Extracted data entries
________
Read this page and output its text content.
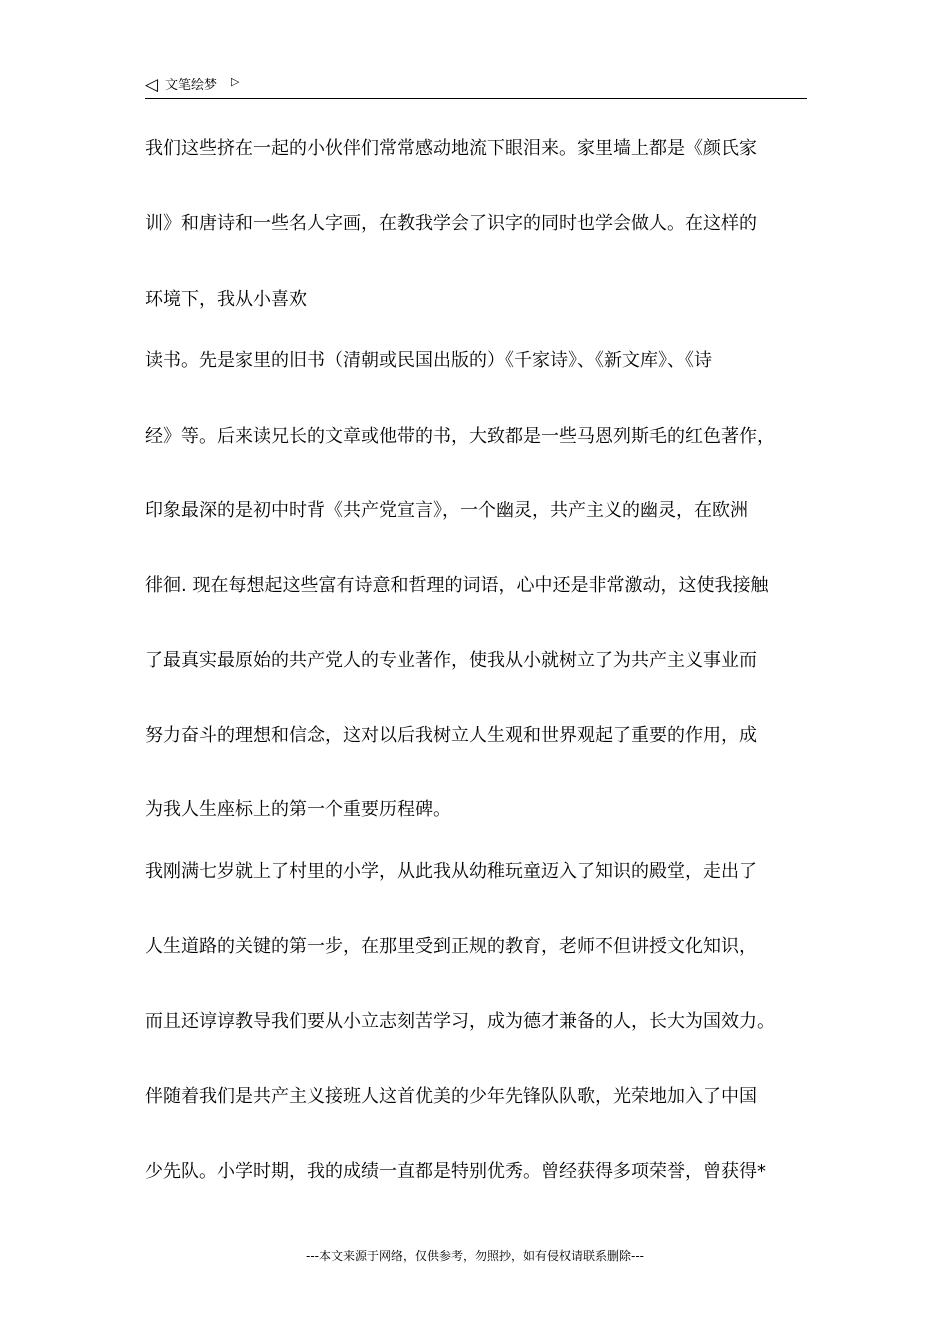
◁ 文笔绘梦 ▷
我们这些挤在一起的小伙伴们常常感动地流下眼泪来。家里墙上都是《颜氏家
训》和唐诗和一些名人字画，在教我学会了识字的同时也学会做人。在这样的
环境下，我从小喜欢
读书。先是家里的旧书（清朝或民国出版的）《千家诗》、《新文库》、《诗
经》等。后来读兄长的文章或他带的书，大致都是一些马恩列斯毛的红色著作，
印象最深的是初中时背《共产党宣言》，一个幽灵，共产主义的幽灵，在欧洲
徘徊. 现在每想起这些富有诗意和哲理的词语，心中还是非常激动，这使我接触
了最真实最原始的共产党人的专业著作，使我从小就树立了为共产主义事业而
努力奋斗的理想和信念，这对以后我树立人生观和世界观起了重要的作用，成
为我人生座标上的第一个重要历程碑。
我刚满七岁就上了村里的小学，从此我从幼稚玩童迈入了知识的殿堂，走出了
人生道路的关键的第一步，在那里受到正规的教育，老师不但讲授文化知识，
而且还谆谆教导我们要从小立志刻苦学习，成为德才兼备的人，长大为国效力。
伴随着我们是共产主义接班人这首优美的少年先锋队队歌，光荣地加入了中国
少先队。小学时期，我的成绩一直都是特别优秀。曾经获得多项荣誉，曾获得*
---本文来源于网络，仅供参考，勿照抄，如有侵权请联系删除---
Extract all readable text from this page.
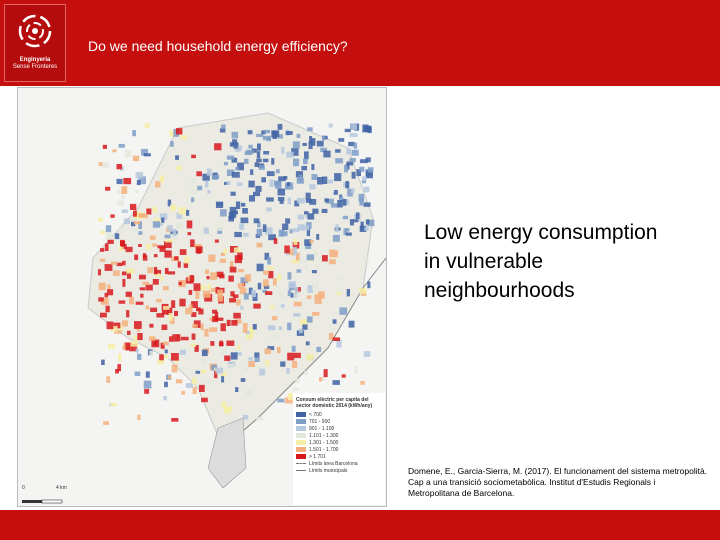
Enginyeria
Sense Fronteres
Do we need household energy efficiency?
Consum elèctric per capita del sector domèstic 2014 (kWh/any)
< 700
701 - 900
901 - 1.100
1.101 - 1.300
1.301 - 1.500
1.501 - 1.700
> 1.701
Límits àrea Barcelona
Límits municipals
0	4 km
Low energy consumption in vulnerable neighbourhoods
Domene, E., Garcia-Sierra, M. (2017). El funcionament del sistema metropolità. Cap a una transició sociometabòlica. Institut d'Estudis Regionals i Metropolitana de Barcelona.
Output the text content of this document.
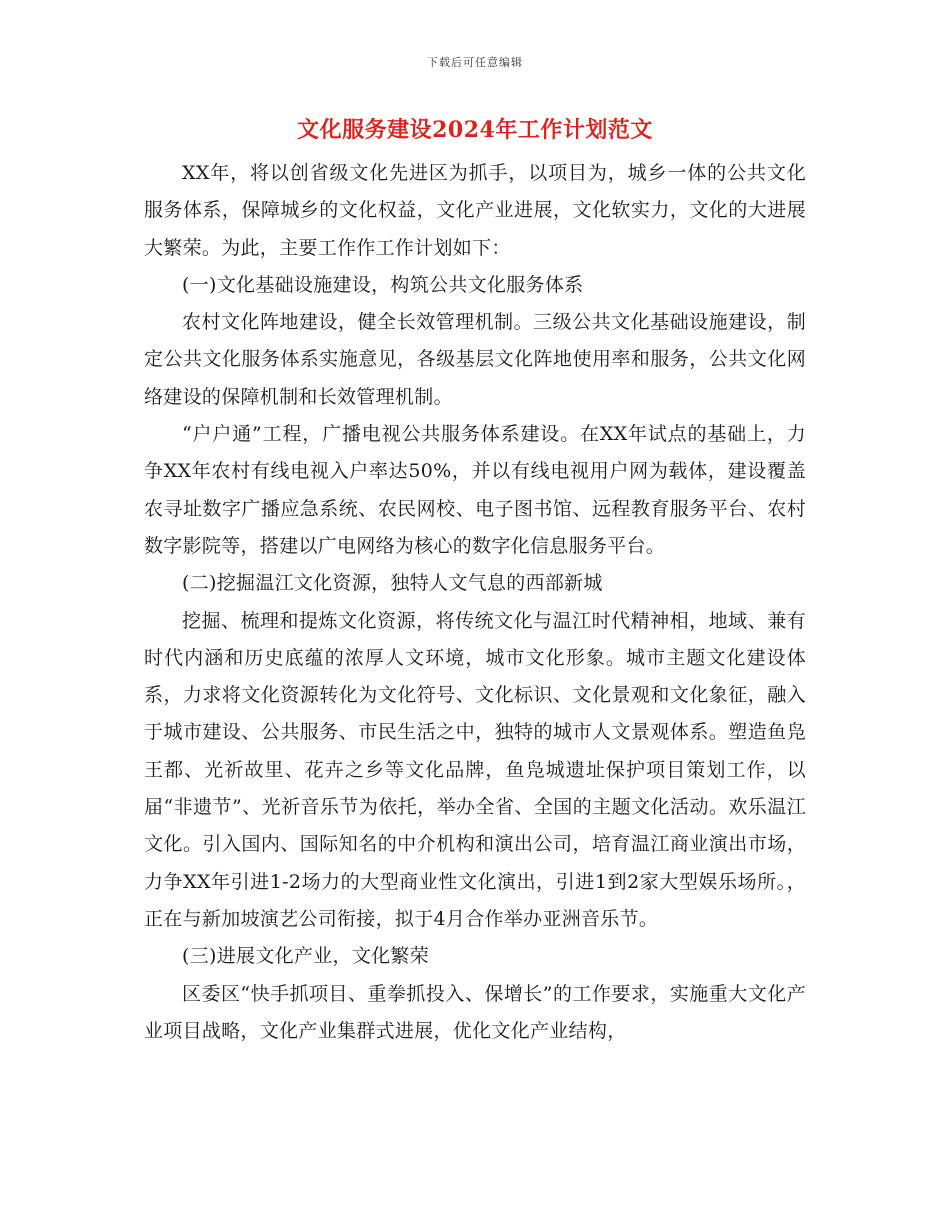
下载后可任意编辑
文化服务建设2024年工作计划范文

XX年，将以创省级文化先进区为抓手，以项目为，城乡一体的公共文化服务体系，保障城乡的文化权益，文化产业进展，文化软实力，文化的大进展大繁荣。为此，主要工作作工作计划如下：

(一)文化基础设施建设，构筑公共文化服务体系

农村文化阵地建设，健全长效管理机制。三级公共文化基础设施建设，制定公共文化服务体系实施意见，各级基层文化阵地使用率和服务，公共文化网络建设的保障机制和长效管理机制。

“户户通”工程，广播电视公共服务体系建设。在XX年试点的基础上，力争XX年农村有线电视入户率达50%，并以有线电视用户网为载体，建设覆盖农寻址数字广播应急系统、农民网校、电子图书馆、远程教育服务平台、农村数字影院等，搭建以广电网络为核心的数字化信息服务平台。

(二)挖掘温江文化资源，独特人文气息的西部新城

挖掘、梳理和提炼文化资源，将传统文化与温江时代精神相，地域、兼有时代内涵和历史底蕴的浓厚人文环境，城市文化形象。城市主题文化建设体系，力求将文化资源转化为文化符号、文化标识、文化景观和文化象征，融入于城市建设、公共服务、市民生活之中，独特的城市人文景观体系。塑造鱼凫王都、光祈故里、花卉之乡等文化品牌，鱼凫城遗址保护项目策划工作，以届“非遗节”、光祈音乐节为依托，举办全省、全国的主题文化活动。欢乐温江文化。引入国内、国际知名的中介机构和演出公司，培育温江商业演出市场，力争XX年引进1-2场力的大型商业性文化演出，引进1到2家大型娱乐场所。，正在与新加坡演艺公司衔接，拟于4月合作举办亚洲音乐节。

(三)进展文化产业，文化繁荣

区委区“快手抓项目、重拳抓投入、保增长”的工作要求，实施重大文化产业项目战略，文化产业集群式进展，优化文化产业结构，
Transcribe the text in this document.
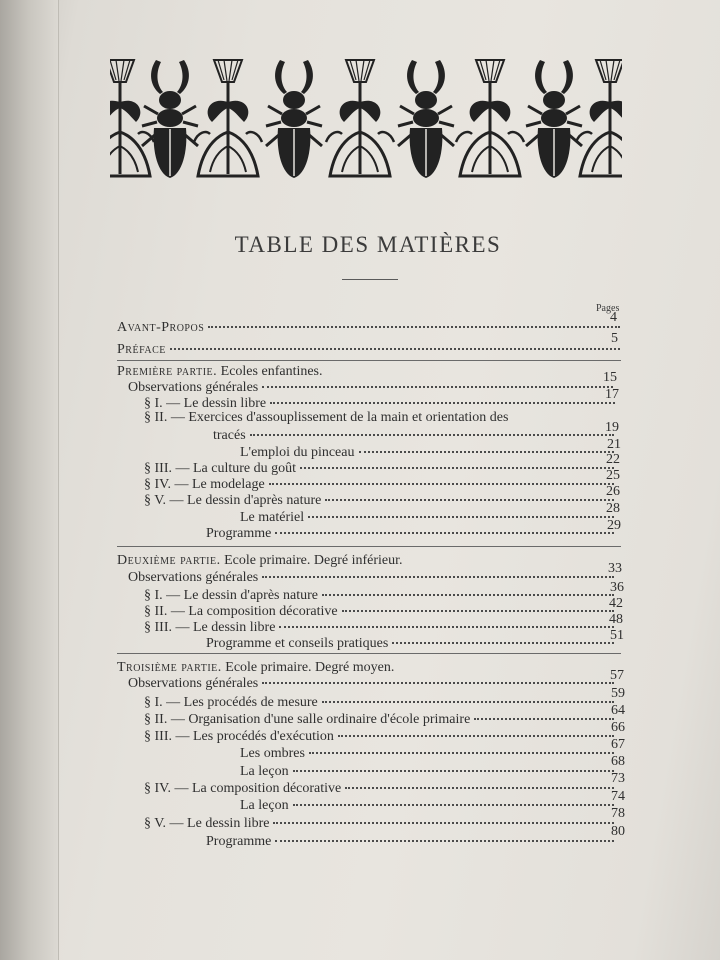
TABLE DES MATIÈRES
Pages
Avant-Propos
4
Préface
5
Première partie. Ecoles enfantines.
Observations générales
15
§ I. — Le dessin libre
17
§ II. — Exercices d'assouplissement de la main et orientation des
tracés
19
L'emploi du pinceau
21
§ III. — La culture du goût
22
§ IV. — Le modelage
25
§ V. — Le dessin d'après nature
26
Le matériel
28
Programme
29
Deuxième partie. Ecole primaire. Degré inférieur.
Observations générales
33
§ I. — Le dessin d'après nature
36
§ II. — La composition décorative
42
§ III. — Le dessin libre
48
Programme et conseils pratiques
51
Troisième partie. Ecole primaire. Degré moyen.
Observations générales
57
§ I. — Les procédés de mesure
59
§ II. — Organisation d'une salle ordinaire d'école primaire
64
§ III. — Les procédés d'exécution
66
Les ombres
67
La leçon
68
§ IV. — La composition décorative
73
La leçon
74
§ V. — Le dessin libre
78
Programme
80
________
Go through the entries above and copy every line containing "content".

Read this page and output its text content.
Output the text content of this document.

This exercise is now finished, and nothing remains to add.